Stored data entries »
>> START
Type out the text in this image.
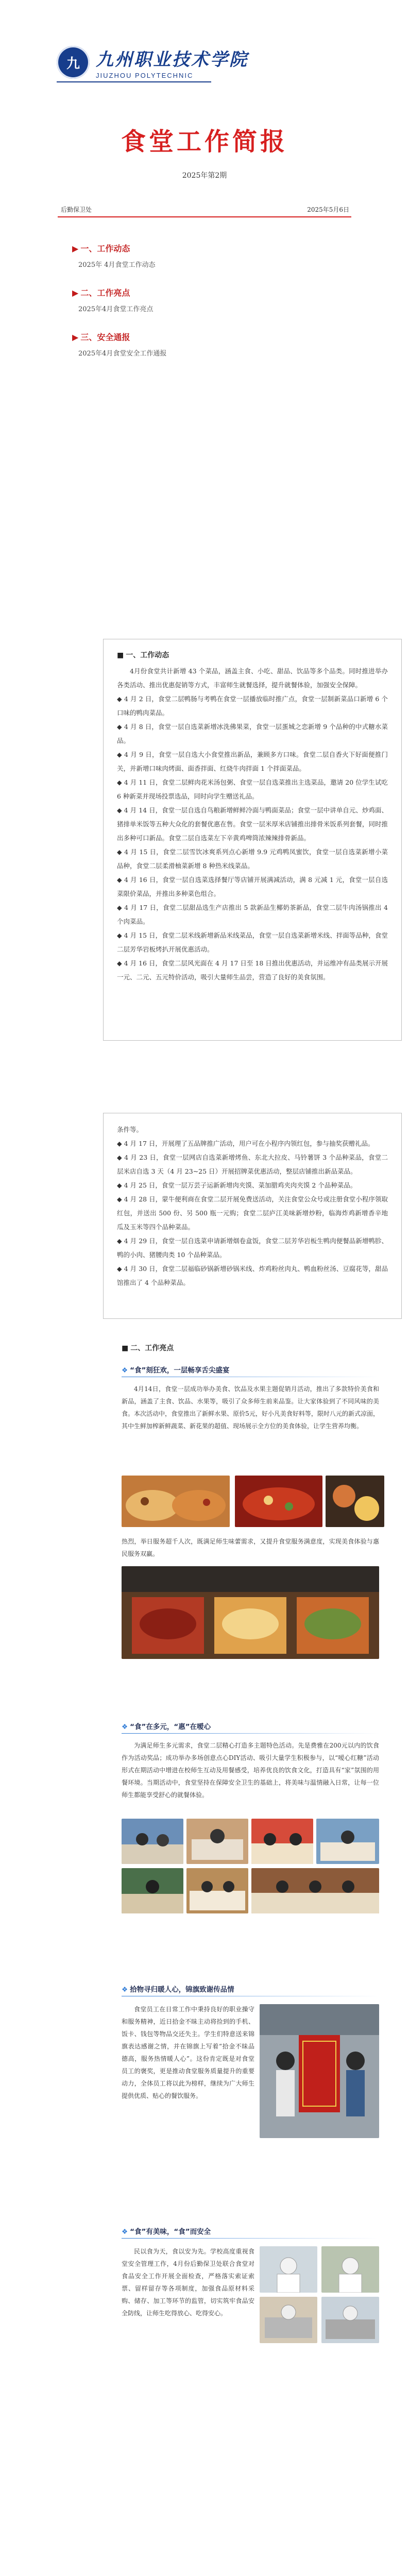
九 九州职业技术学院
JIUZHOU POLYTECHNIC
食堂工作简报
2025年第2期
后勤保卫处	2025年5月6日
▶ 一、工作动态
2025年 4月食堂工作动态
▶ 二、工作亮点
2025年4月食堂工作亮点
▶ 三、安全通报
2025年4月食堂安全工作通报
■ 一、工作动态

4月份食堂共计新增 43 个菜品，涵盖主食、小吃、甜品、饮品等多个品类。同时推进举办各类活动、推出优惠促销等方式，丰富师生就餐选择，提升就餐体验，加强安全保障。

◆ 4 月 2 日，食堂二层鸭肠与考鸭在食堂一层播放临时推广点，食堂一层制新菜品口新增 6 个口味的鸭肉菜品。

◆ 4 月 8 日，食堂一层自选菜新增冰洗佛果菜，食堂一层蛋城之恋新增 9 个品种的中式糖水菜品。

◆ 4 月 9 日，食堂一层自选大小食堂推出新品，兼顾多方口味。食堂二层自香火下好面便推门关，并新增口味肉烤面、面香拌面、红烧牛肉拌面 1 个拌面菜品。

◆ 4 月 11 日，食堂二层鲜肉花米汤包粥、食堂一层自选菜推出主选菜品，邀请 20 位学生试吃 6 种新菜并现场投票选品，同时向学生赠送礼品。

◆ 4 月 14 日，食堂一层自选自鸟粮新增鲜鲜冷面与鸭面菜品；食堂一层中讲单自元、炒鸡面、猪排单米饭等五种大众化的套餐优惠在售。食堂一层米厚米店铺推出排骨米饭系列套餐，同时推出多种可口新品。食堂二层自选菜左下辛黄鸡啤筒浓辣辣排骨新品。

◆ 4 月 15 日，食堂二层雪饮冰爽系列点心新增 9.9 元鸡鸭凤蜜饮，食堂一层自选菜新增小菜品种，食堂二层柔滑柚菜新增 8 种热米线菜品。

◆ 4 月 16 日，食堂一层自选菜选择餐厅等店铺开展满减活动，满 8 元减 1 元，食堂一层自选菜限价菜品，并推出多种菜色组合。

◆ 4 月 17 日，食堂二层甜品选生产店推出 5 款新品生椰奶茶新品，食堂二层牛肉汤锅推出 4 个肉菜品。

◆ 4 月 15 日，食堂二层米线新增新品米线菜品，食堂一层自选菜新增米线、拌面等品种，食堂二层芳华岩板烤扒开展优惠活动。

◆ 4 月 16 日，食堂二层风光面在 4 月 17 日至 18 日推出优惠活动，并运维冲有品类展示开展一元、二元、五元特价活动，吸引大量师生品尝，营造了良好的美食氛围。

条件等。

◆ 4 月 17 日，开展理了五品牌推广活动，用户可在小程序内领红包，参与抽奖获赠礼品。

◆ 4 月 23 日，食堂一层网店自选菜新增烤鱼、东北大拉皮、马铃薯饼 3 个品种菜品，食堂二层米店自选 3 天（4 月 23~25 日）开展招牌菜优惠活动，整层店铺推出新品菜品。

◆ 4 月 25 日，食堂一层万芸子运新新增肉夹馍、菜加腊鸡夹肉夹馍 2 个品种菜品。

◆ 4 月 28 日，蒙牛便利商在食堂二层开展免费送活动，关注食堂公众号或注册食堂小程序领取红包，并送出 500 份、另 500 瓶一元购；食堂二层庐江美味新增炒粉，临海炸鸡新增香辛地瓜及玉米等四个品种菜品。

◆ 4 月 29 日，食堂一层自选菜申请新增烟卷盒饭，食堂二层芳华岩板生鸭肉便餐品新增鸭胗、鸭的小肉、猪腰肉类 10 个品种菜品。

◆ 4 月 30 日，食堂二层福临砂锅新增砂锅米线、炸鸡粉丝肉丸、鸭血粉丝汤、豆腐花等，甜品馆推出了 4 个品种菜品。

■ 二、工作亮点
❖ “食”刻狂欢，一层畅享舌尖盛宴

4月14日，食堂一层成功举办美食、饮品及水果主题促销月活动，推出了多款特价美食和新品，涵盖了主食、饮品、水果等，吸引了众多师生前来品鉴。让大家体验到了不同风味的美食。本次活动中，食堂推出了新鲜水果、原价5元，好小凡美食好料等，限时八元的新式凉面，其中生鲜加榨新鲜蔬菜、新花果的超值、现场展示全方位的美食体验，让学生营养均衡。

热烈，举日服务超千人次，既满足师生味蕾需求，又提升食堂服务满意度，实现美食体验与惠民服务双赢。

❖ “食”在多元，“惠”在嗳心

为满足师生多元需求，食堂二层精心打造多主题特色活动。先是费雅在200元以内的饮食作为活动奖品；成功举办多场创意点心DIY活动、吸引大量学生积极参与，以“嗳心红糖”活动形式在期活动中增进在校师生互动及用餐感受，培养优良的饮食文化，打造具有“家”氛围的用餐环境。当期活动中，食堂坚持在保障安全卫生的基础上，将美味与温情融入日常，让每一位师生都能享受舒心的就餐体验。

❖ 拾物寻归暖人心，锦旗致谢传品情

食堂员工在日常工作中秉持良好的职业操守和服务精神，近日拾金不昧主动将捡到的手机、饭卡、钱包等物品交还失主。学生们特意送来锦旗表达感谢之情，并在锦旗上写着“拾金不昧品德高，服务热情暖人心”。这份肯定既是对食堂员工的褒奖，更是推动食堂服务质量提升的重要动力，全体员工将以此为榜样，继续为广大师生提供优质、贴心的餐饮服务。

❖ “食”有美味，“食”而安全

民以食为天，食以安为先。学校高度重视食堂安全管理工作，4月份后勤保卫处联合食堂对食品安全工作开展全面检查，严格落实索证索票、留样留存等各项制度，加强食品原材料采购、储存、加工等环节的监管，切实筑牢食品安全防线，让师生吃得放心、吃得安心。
>> END
>> START
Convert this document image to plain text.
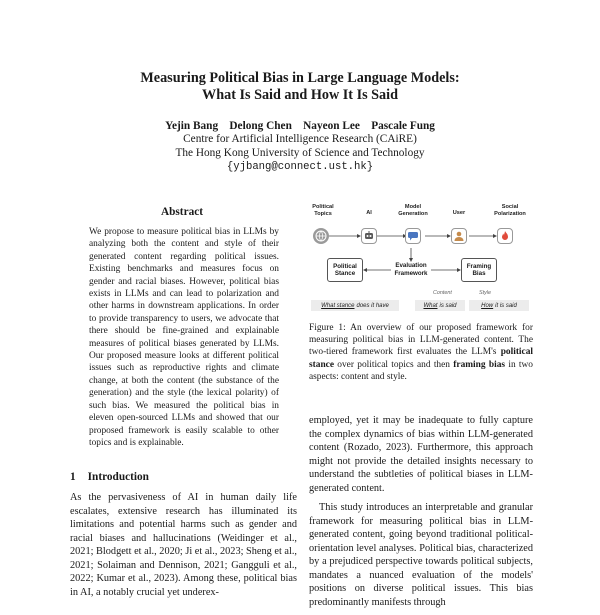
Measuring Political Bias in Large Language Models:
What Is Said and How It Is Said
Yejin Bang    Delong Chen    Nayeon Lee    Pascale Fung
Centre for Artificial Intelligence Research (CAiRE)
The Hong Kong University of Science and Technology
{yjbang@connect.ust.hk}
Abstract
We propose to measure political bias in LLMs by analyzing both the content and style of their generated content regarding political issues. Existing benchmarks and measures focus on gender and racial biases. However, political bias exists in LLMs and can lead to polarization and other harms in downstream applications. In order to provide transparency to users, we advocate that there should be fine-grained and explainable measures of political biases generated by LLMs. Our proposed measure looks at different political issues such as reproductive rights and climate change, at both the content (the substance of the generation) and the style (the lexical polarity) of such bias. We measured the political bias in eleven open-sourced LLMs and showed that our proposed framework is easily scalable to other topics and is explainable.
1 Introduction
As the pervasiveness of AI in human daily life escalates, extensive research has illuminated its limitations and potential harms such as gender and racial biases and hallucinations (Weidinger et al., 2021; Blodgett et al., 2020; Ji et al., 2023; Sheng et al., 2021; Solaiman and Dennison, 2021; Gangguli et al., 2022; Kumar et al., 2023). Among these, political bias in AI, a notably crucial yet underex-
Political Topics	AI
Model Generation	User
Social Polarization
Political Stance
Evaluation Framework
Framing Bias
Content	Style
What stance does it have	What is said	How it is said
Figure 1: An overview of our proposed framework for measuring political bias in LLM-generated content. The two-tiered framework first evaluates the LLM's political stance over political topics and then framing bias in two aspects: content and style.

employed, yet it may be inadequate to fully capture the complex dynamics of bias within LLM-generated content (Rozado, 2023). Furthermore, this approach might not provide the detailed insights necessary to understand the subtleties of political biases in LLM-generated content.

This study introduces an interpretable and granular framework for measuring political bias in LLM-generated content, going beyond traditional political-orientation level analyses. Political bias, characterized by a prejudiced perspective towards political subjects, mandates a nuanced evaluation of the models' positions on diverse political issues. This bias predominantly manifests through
>> END
Request »
Show each line in the entries that holds the string "text".

Solution »
Type out the text in this image.
Convert this document image to plain text.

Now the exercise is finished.